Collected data
-- START --
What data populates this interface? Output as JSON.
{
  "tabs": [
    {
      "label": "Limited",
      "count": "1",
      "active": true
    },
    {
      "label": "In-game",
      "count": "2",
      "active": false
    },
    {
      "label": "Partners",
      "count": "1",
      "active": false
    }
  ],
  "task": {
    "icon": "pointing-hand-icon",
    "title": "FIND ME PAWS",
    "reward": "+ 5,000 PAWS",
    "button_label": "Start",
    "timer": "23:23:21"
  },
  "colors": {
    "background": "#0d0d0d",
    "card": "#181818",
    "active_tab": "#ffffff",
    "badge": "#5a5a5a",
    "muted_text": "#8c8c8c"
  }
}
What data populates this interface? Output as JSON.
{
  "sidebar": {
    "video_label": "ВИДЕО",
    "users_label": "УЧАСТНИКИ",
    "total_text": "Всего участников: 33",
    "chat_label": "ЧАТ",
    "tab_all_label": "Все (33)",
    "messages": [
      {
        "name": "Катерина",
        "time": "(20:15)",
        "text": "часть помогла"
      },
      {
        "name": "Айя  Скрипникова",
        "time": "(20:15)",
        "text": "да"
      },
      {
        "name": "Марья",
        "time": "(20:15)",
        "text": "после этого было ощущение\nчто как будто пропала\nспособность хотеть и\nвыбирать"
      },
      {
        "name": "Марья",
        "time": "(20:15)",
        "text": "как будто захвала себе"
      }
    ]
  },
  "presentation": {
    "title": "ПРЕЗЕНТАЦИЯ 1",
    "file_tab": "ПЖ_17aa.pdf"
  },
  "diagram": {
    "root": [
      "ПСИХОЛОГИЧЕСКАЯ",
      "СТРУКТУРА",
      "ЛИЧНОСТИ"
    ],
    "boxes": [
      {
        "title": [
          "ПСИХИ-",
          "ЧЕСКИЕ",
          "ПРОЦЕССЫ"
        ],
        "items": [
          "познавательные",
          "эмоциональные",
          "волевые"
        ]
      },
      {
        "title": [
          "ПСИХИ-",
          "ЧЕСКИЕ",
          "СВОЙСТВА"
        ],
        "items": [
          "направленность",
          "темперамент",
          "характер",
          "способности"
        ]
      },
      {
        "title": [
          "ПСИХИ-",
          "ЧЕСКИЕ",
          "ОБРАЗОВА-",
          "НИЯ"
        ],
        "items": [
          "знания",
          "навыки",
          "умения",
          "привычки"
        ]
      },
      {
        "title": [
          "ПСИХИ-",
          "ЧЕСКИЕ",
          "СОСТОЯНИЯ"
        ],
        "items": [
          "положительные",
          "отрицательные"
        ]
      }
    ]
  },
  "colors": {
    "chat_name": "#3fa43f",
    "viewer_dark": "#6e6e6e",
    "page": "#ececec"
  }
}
-- END --
● **Exercise brief**: Repeat every record exactly as written, please.

● **Written solution**:
What data populates this interface? Output as JSON.
{
  "tabs": [
    {
      "label": "Limited",
      "count": "1",
      "active": true
    },
    {
      "label": "In-game",
      "count": "2",
      "active": false
    },
    {
      "label": "Partners",
      "count": "1",
      "active": false
    }
  ],
  "task": {
    "icon": "pointing-hand-icon",
    "title": "FIND ME PAWS",
    "reward": "+ 5,000 PAWS",
    "button_label": "Start",
    "timer": "23:23:21"
  },
  "colors": {
    "background": "#0d0d0d",
    "card": "#181818",
    "active_tab": "#ffffff",
    "badge": "#5a5a5a",
    "muted_text": "#8c8c8c"
  }
}
What data populates this interface? Output as JSON.
{
  "sidebar": {
    "video_label": "ВИДЕО",
    "users_label": "УЧАСТНИКИ",
    "total_text": "Всего участников: 33",
    "chat_label": "ЧАТ",
    "tab_all_label": "Все (33)",
    "messages": [
      {
        "name": "Катерина",
        "time": "(20:15)",
        "text": "часть помогла"
      },
      {
        "name": "Айя  Скрипникова",
        "time": "(20:15)",
        "text": "да"
      },
      {
        "name": "Марья",
        "time": "(20:15)",
        "text": "после этого было ощущение\nчто как будто пропала\nспособность хотеть и\nвыбирать"
      },
      {
        "name": "Марья",
        "time": "(20:15)",
        "text": "как будто захвала себе"
      }
    ]
  },
  "presentation": {
    "title": "ПРЕЗЕНТАЦИЯ 1",
    "file_tab": "ПЖ_17aa.pdf"
  },
  "diagram": {
    "root": [
      "ПСИХОЛОГИЧЕСКАЯ",
      "СТРУКТУРА",
      "ЛИЧНОСТИ"
    ],
    "boxes": [
      {
        "title": [
          "ПСИХИ-",
          "ЧЕСКИЕ",
          "ПРОЦЕССЫ"
        ],
        "items": [
          "познавательные",
          "эмоциональные",
          "волевые"
        ]
      },
      {
        "title": [
          "ПСИХИ-",
          "ЧЕСКИЕ",
          "СВОЙСТВА"
        ],
        "items": [
          "направленность",
          "темперамент",
          "характер",
          "способности"
        ]
      },
      {
        "title": [
          "ПСИХИ-",
          "ЧЕСКИЕ",
          "ОБРАЗОВА-",
          "НИЯ"
        ],
        "items": [
          "знания",
          "навыки",
          "умения",
          "привычки"
        ]
      },
      {
        "title": [
          "ПСИХИ-",
          "ЧЕСКИЕ",
          "СОСТОЯНИЯ"
        ],
        "items": [
          "положительные",
          "отрицательные"
        ]
      }
    ]
  },
  "colors": {
    "chat_name": "#3fa43f",
    "viewer_dark": "#6e6e6e",
    "page": "#ececec"
  }
}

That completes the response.